What is needed :: Quote the whole listing verbatim.

Dataset entries ::
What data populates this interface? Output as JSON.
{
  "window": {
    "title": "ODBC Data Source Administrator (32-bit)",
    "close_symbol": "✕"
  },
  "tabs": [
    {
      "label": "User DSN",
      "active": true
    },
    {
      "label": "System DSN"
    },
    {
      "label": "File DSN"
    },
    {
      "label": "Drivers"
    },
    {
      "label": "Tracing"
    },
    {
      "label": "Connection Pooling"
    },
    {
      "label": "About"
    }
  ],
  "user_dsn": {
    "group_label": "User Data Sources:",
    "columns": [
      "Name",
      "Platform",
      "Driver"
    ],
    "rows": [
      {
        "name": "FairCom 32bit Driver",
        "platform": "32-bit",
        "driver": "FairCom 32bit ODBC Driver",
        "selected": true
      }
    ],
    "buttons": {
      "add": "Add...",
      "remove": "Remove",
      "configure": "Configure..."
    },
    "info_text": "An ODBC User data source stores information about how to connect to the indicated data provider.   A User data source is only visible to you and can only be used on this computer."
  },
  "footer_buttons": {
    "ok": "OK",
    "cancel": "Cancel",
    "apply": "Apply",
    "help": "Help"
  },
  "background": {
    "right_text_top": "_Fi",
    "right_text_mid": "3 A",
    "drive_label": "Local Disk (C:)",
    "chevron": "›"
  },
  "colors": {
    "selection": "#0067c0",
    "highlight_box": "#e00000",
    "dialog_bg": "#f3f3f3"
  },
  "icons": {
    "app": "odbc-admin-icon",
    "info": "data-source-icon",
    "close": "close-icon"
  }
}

Exercise answer ::
What data populates this interface? Output as JSON.
{
  "window": {
    "title": "ODBC Data Source Administrator (32-bit)",
    "close_symbol": "✕"
  },
  "tabs": [
    {
      "label": "User DSN",
      "active": true
    },
    {
      "label": "System DSN"
    },
    {
      "label": "File DSN"
    },
    {
      "label": "Drivers"
    },
    {
      "label": "Tracing"
    },
    {
      "label": "Connection Pooling"
    },
    {
      "label": "About"
    }
  ],
  "user_dsn": {
    "group_label": "User Data Sources:",
    "columns": [
      "Name",
      "Platform",
      "Driver"
    ],
    "rows": [
      {
        "name": "FairCom 32bit Driver",
        "platform": "32-bit",
        "driver": "FairCom 32bit ODBC Driver",
        "selected": true
      }
    ],
    "buttons": {
      "add": "Add...",
      "remove": "Remove",
      "configure": "Configure..."
    },
    "info_text": "An ODBC User data source stores information about how to connect to the indicated data provider.   A User data source is only visible to you and can only be used on this computer."
  },
  "footer_buttons": {
    "ok": "OK",
    "cancel": "Cancel",
    "apply": "Apply",
    "help": "Help"
  },
  "background": {
    "right_text_top": "_Fi",
    "right_text_mid": "3 A",
    "drive_label": "Local Disk (C:)",
    "chevron": "›"
  },
  "colors": {
    "selection": "#0067c0",
    "highlight_box": "#e00000",
    "dialog_bg": "#f3f3f3"
  },
  "icons": {
    "app": "odbc-admin-icon",
    "info": "data-source-icon",
    "close": "close-icon"
  }
}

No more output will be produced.